Start of Material supplied
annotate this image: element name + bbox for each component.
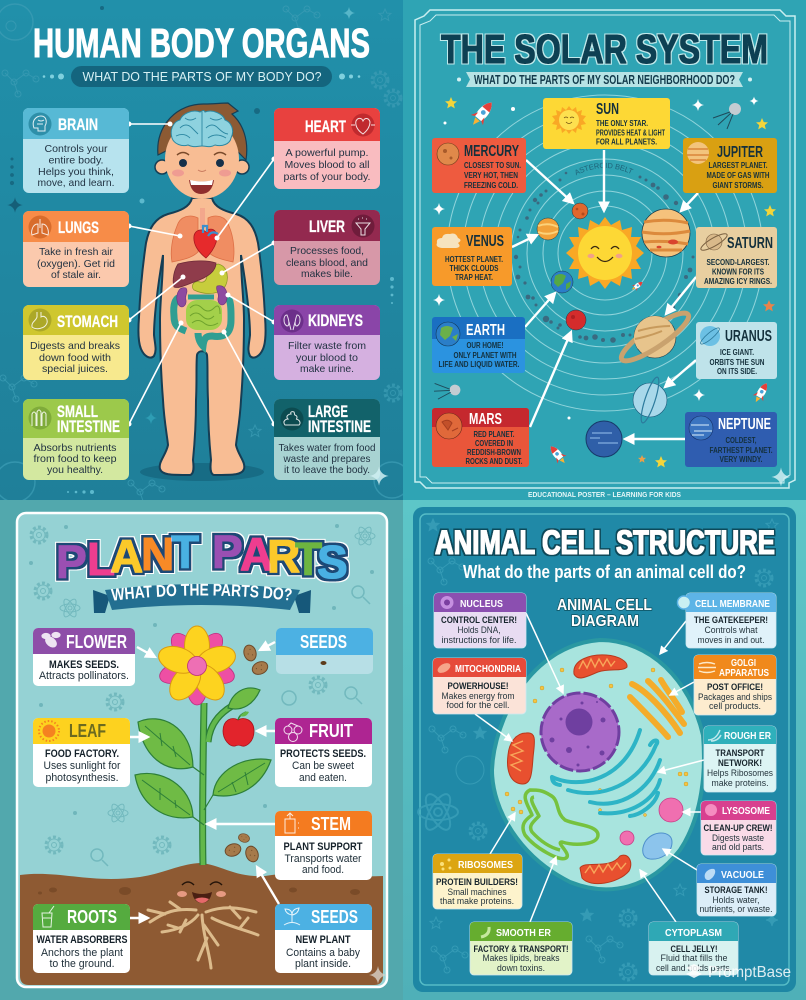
panel: solar system [403, 0, 806, 500]
golgi apparatus [630, 680, 684, 737]
background doodles [31, 525, 375, 866]
card: uranus: ON ITS SIDE. [717, 367, 757, 376]
card: brain: entire body. [48, 154, 104, 166]
planet: mercury [572, 203, 588, 219]
card: seeds (bottom): NEW PLANT [296, 934, 351, 946]
card: neptune [685, 412, 777, 467]
title: T [294, 533, 322, 585]
apple [223, 712, 254, 746]
card: heart: parts of your body. [284, 171, 370, 183]
card: neptune: FARTHEST PLANET. [710, 446, 772, 455]
liver [173, 261, 216, 288]
card: ribosomes: that make proteins. [440, 896, 514, 906]
card: liver: Processes food, [290, 245, 364, 257]
card: earth [432, 317, 525, 373]
card: nucleus: NUCLEUS [460, 598, 503, 610]
card: ribosomes: PROTEIN BUILDERS! [436, 877, 518, 887]
card: flower: MAKES SEEDS. [49, 659, 119, 671]
planet: earth [551, 271, 573, 293]
card: smooth er [470, 922, 572, 975]
card: cytoplasm: CYTOPLASM [665, 927, 722, 939]
card: stem: Transports water [284, 853, 362, 865]
planet: venus [537, 218, 559, 240]
card: mercury: MERCURY [464, 143, 519, 160]
child figure with organs [138, 103, 266, 481]
card: nucleus: Holds DNA, [458, 625, 500, 635]
card: uranus [696, 322, 777, 379]
card: small intestine: from food to keep [34, 453, 117, 465]
card: ribosomes [433, 854, 522, 909]
card: rough er: TRANSPORT [716, 748, 765, 758]
card: venus: TRAP HEAT. [455, 273, 493, 282]
card: mercury: VERY HOT, THEN [464, 171, 518, 180]
card: golgi apparatus [694, 655, 776, 715]
card: vacuole: nutrients, or waste. [700, 904, 772, 914]
card: neptune: NEPTUNE [718, 416, 771, 433]
card: fruit: PROTECTS SEEDS. [280, 748, 366, 760]
card: liver: cleans blood, and [286, 257, 368, 269]
card: cell membrane [678, 593, 776, 648]
planet: mars [566, 310, 586, 330]
panel: human body organs [0, 0, 410, 507]
subtitle pill: WHAT DO THE PARTS OF MY BODY DO? [82, 69, 322, 84]
card: venus: HOTTEST PLANET. [445, 255, 503, 264]
card: small intestine: INTESTINE [57, 417, 120, 436]
card: small intestine: Absorbs nutrients [34, 442, 116, 454]
card: jupiter [683, 138, 777, 193]
card: seeds (bottom): SEEDS [311, 907, 358, 927]
card: cytoplasm: Fluid that fills the [660, 953, 728, 963]
diagram heading [557, 597, 652, 630]
card: cell membrane: CELL MEMBRANE [695, 598, 770, 610]
stomach [192, 264, 227, 294]
title: L [87, 533, 115, 585]
card: flower: FLOWER [66, 632, 127, 652]
card: jupiter: MADE OF GAS WITH [706, 171, 770, 180]
card: seeds (top) [276, 628, 373, 674]
card: uranus: URANUS [725, 328, 772, 345]
card: rough er: make proteins. [712, 778, 768, 788]
lungs and trachea [171, 208, 234, 262]
card: ribosomes: RIBOSOMES [458, 859, 513, 871]
card: earth: LIFE AND LIQUID WATER. [438, 360, 520, 369]
card: stomach: Digests and breaks [30, 340, 120, 352]
card: rough er: Helps Ribosomes [707, 768, 773, 778]
card: mercury [432, 138, 526, 193]
card: uranus: ICE GIANT. [720, 348, 754, 357]
card: rough er: ROUGH ER [724, 730, 771, 742]
card: mars [432, 408, 529, 467]
flower [155, 626, 239, 706]
roots [148, 902, 258, 968]
card: vacuole: VACUOLE [721, 869, 764, 881]
card: saturn: KNOWN FOR ITS [712, 268, 765, 276]
card: mars: ROCKS AND DUST. [466, 457, 522, 466]
vacuole [643, 833, 672, 859]
title: A [240, 528, 273, 580]
card: golgi apparatus: cell products. [709, 701, 761, 711]
card: sun: SUN [596, 101, 619, 118]
card: liver: LIVER [309, 217, 345, 236]
card: nucleus: instructions for life. [442, 635, 516, 645]
card: rough er: NETWORK! [718, 758, 762, 768]
card: cell membrane: Controls what [704, 625, 758, 635]
card: smooth er: FACTORY & TRANSPORT! [474, 944, 568, 954]
card: leaf: LEAF [69, 721, 106, 741]
card: saturn: AMAZING ICY RINGS. [704, 277, 772, 286]
card: golgi apparatus: POST OFFICE! [707, 682, 763, 692]
card: fruit: and eaten. [299, 772, 347, 784]
brain [171, 110, 233, 147]
subtitle pill [43, 66, 360, 87]
card: small intestine: SMALL [57, 402, 98, 421]
rough endoplasmic reticulum [552, 730, 660, 816]
planet: uranus [633, 376, 667, 424]
mitochondria [508, 655, 631, 884]
card: sun: FOR ALL PLANETS. [596, 138, 657, 146]
card: roots [33, 904, 130, 973]
card: lysosome: and old parts. [712, 842, 764, 852]
orbit rings [447, 95, 763, 411]
subtitle: What do the parts of an animal cell do? [463, 562, 746, 582]
card: mars: REDDISH-BROWN [467, 448, 521, 457]
connector lines [126, 122, 276, 426]
card: smooth er: Makes lipids, breaks [482, 953, 560, 963]
card: earth: ONLY PLANET WITH [454, 351, 517, 360]
card: kidneys: make urine. [300, 363, 354, 375]
title: S [317, 536, 348, 588]
card: heart [274, 108, 380, 189]
planet: jupiter [642, 209, 690, 257]
card: vacuole: STORAGE TANK! [704, 885, 768, 895]
card: leaf: FOOD FACTORY. [45, 748, 119, 760]
planet: saturn [616, 306, 694, 368]
card: lysosome: LYSOSOME [722, 805, 770, 817]
card: large intestine: LARGE [308, 402, 348, 421]
card: lungs: of stale air. [51, 269, 101, 281]
subtitle banner [93, 584, 311, 613]
watermark: PromptBase [708, 964, 791, 981]
card: lungs: (oxygen). Get rid [37, 258, 115, 270]
card: smooth er: down toxins. [497, 963, 545, 973]
card: kidneys [274, 305, 380, 380]
heart [194, 226, 218, 258]
card: earth: OUR HOME! [466, 341, 504, 350]
sun [566, 217, 644, 289]
card: cell membrane: moves in and out. [698, 635, 764, 645]
lysosomes [620, 798, 683, 845]
card: venus: THICK CLOUDS [450, 264, 499, 273]
card: venus [432, 227, 512, 286]
card: lysosome: CLEAN-UP CREW! [704, 823, 772, 833]
small intestine [186, 297, 222, 330]
card: rough er [704, 726, 776, 792]
plant [135, 626, 271, 968]
card: jupiter: JUPITER [717, 144, 763, 161]
card: liver: makes bile. [301, 268, 353, 280]
card: mars: RED PLANET. [474, 430, 514, 439]
card: golgi apparatus: APPARATUS [719, 667, 769, 679]
footer note: EDUCATIONAL POSTER – LEARNING FOR KIDS [528, 490, 681, 499]
card: large intestine: it to leave the body. [284, 464, 370, 476]
ribosome dots [505, 668, 688, 816]
card: stem [275, 811, 372, 880]
card: sun [543, 98, 670, 149]
card: mars: MARS [469, 411, 502, 428]
title: HUMAN BODY ORGANS [33, 20, 370, 66]
card: mitochondria: MITOCHONDRIA [455, 663, 521, 675]
card: mercury: FREEZING COLD. [464, 181, 518, 190]
card: flower [33, 628, 135, 686]
asteroid belt [514, 162, 694, 343]
card: brain: Controls your [44, 143, 108, 155]
card: cytoplasm: CELL JELLY! [670, 944, 718, 954]
card: stem: STEM [311, 814, 351, 834]
card: heart: A powerful pump. [286, 147, 368, 159]
card: large intestine: waste and prepares [283, 453, 370, 465]
background science doodles [0, 4, 410, 507]
card: fruit: Can be sweet [292, 760, 354, 772]
card: mitochondria: food for the cell. [446, 700, 510, 710]
card: roots: WATER ABSORBERS [36, 934, 128, 946]
title: N [141, 528, 174, 580]
card: seeds (bottom): Contains a baby [286, 947, 360, 959]
title: A [110, 530, 143, 582]
card: neptune: COLDEST, [726, 436, 756, 445]
card: lungs: Take in fresh air [39, 246, 113, 258]
card: large intestine [274, 399, 380, 480]
card: venus: VENUS [466, 233, 504, 250]
card: large intestine: Takes water from food [278, 442, 376, 454]
card: seeds (top): SEEDS [300, 632, 347, 652]
nucleus [541, 693, 619, 771]
card: leaf [33, 718, 130, 787]
card: smooth er: SMOOTH ER [496, 927, 551, 939]
card: leaf: Uses sunlight for [44, 760, 121, 772]
card: cytoplasm: cell and holds parts. [656, 963, 732, 973]
asteroid belt: ASTEROID BELT [576, 162, 634, 176]
card: large intestine: INTESTINE [308, 417, 371, 436]
soil face [177, 882, 226, 903]
card: saturn [696, 227, 777, 288]
panel: animal cell [403, 500, 806, 1000]
body [138, 198, 266, 475]
card: stomach: special juices. [42, 363, 108, 375]
card: roots: ROOTS [67, 907, 117, 927]
card: brain: BRAIN [58, 115, 98, 134]
card: mars: COVERED IN [475, 439, 513, 448]
card: cell membrane: THE GATEKEEPER! [694, 615, 768, 625]
card: lungs [23, 211, 129, 287]
card: lungs: LUNGS [58, 218, 99, 237]
card: mercury: CLOSEST TO SUN. [464, 161, 521, 170]
smooth endoplasmic reticulum [523, 790, 598, 859]
subtitle banner: WHAT DO THE PARTS DO? [110, 584, 292, 600]
decorative rockets, satellites and stars [428, 96, 776, 467]
card: seeds (bottom) [275, 904, 372, 973]
card: kidneys: your blood to [296, 352, 358, 364]
card: nucleus [434, 593, 526, 648]
arrows [475, 613, 704, 922]
title: P [56, 536, 87, 588]
arrows [130, 642, 279, 918]
card: jupiter: LARGEST PLANET. [708, 161, 768, 170]
soil [20, 863, 383, 985]
card: roots: to the ground. [50, 958, 114, 970]
card: jupiter: GIANT STORMS. [712, 181, 764, 190]
card: brain: move, and learn. [38, 177, 114, 189]
card: fruit: FRUIT [309, 721, 353, 741]
card: sun: PROVIDES HEAT & LIGHT [596, 128, 665, 138]
seeds [223, 644, 270, 864]
card: sun: THE ONLY STAR. [596, 119, 648, 128]
card: kidneys: Filter waste from [288, 340, 366, 352]
head [155, 103, 249, 199]
card: neptune: VERY WINDY. [720, 455, 762, 464]
card: leaf: photosynthesis. [46, 772, 118, 784]
card: cytoplasm [649, 922, 738, 975]
kidneys [177, 286, 227, 307]
card: uranus: ORBITS THE SUN [710, 358, 765, 367]
card: stem: and food. [302, 864, 344, 876]
card: golgi apparatus: Packages and ships [698, 692, 772, 702]
card: small intestine: you healthy. [47, 464, 103, 476]
large intestine [174, 296, 231, 346]
card: golgi apparatus: GOLGI [731, 657, 756, 669]
card: saturn: SATURN [727, 235, 773, 252]
leaves [135, 688, 271, 825]
stem [203, 703, 232, 865]
diagram heading: DIAGRAM [571, 613, 639, 630]
card: kidneys: KIDNEYS [308, 311, 363, 330]
card: vacuole [697, 864, 776, 916]
background doodles [418, 519, 778, 980]
card: brain [23, 108, 129, 193]
card: roots: Anchors the plant [41, 947, 123, 959]
panel: plant parts [5, 500, 388, 988]
card: small intestine [23, 399, 129, 480]
card: lysosome [701, 801, 776, 855]
title: T [171, 526, 199, 578]
card: heart: HEART [305, 117, 346, 136]
card: earth: EARTH [466, 322, 505, 339]
card: liver [274, 210, 380, 285]
card: ribosomes: Small machines [448, 887, 507, 897]
card: lysosome: Digests waste [712, 833, 764, 843]
card: mitochondria [433, 658, 526, 714]
card: stomach [23, 305, 129, 380]
decorative double frame [415, 10, 795, 488]
arrows [512, 150, 698, 439]
card: fruit [275, 718, 372, 787]
card: mitochondria: Makes energy from [442, 691, 514, 701]
card: stem: PLANT SUPPORT [284, 841, 363, 853]
planet: neptune [586, 421, 622, 457]
title: R [267, 530, 300, 582]
card: flower: Attracts pollinators. [39, 670, 129, 682]
card: vacuole: Holds water, [712, 895, 760, 905]
title: P [212, 526, 243, 578]
card: nucleus: CONTROL CENTER! [441, 615, 517, 625]
diagram heading: ANIMAL CELL [557, 597, 652, 614]
card: heart: Moves blood to all [284, 159, 370, 171]
card: mitochondria: POWERHOUSE! [448, 681, 508, 691]
card: stomach: STOMACH [57, 312, 118, 331]
card: saturn: SECOND-LARGEST. [706, 258, 770, 267]
card: brain: Helps you think, [38, 166, 114, 178]
card: stomach: down food with [39, 352, 111, 364]
card: seeds (bottom): plant inside. [295, 958, 351, 970]
animal cell [492, 640, 704, 889]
End of Material supplied
▶ [Exercise requirements] For each line above that contains the word "mercury", give the line as it is written.

▶ [Written reply]
planet: mercury [572, 203, 588, 219]
card: mercury: MERCURY [464, 143, 519, 160]
card: mercury: VERY HOT, THEN [464, 171, 518, 180]
card: mercury [432, 138, 526, 193]
card: mercury: FREEZING COLD. [464, 181, 518, 190]
card: mercury: CLOSEST TO SUN. [464, 161, 521, 170]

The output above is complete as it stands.